[EXERCISE]:
Set down every entry again word for word, please, but skip the pictures.

[SUPPLIED DATA]:
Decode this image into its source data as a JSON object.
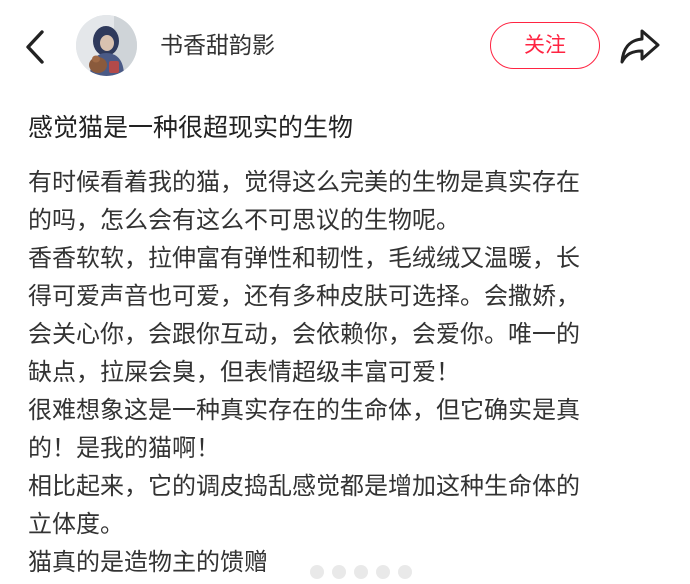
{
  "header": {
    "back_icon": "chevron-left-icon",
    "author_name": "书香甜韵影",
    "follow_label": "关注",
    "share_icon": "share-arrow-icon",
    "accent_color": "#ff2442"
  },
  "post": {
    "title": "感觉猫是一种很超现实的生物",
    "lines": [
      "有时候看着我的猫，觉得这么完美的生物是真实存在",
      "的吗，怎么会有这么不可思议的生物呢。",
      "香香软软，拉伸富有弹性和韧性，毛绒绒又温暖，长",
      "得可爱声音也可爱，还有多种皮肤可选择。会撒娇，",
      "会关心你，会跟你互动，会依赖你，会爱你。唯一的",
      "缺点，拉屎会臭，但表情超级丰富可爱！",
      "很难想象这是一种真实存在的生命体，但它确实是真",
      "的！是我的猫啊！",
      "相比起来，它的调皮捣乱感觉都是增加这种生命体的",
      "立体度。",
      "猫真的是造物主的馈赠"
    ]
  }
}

[RESPONSE]:
Decode this image into its source data as a JSON object.
{
  "header": {
    "back_icon": "chevron-left-icon",
    "author_name": "书香甜韵影",
    "follow_label": "关注",
    "share_icon": "share-arrow-icon",
    "accent_color": "#ff2442"
  },
  "post": {
    "title": "感觉猫是一种很超现实的生物",
    "lines": [
      "有时候看着我的猫，觉得这么完美的生物是真实存在",
      "的吗，怎么会有这么不可思议的生物呢。",
      "香香软软，拉伸富有弹性和韧性，毛绒绒又温暖，长",
      "得可爱声音也可爱，还有多种皮肤可选择。会撒娇，",
      "会关心你，会跟你互动，会依赖你，会爱你。唯一的",
      "缺点，拉屎会臭，但表情超级丰富可爱！",
      "很难想象这是一种真实存在的生命体，但它确实是真",
      "的！是我的猫啊！",
      "相比起来，它的调皮捣乱感觉都是增加这种生命体的",
      "立体度。",
      "猫真的是造物主的馈赠"
    ]
  }
}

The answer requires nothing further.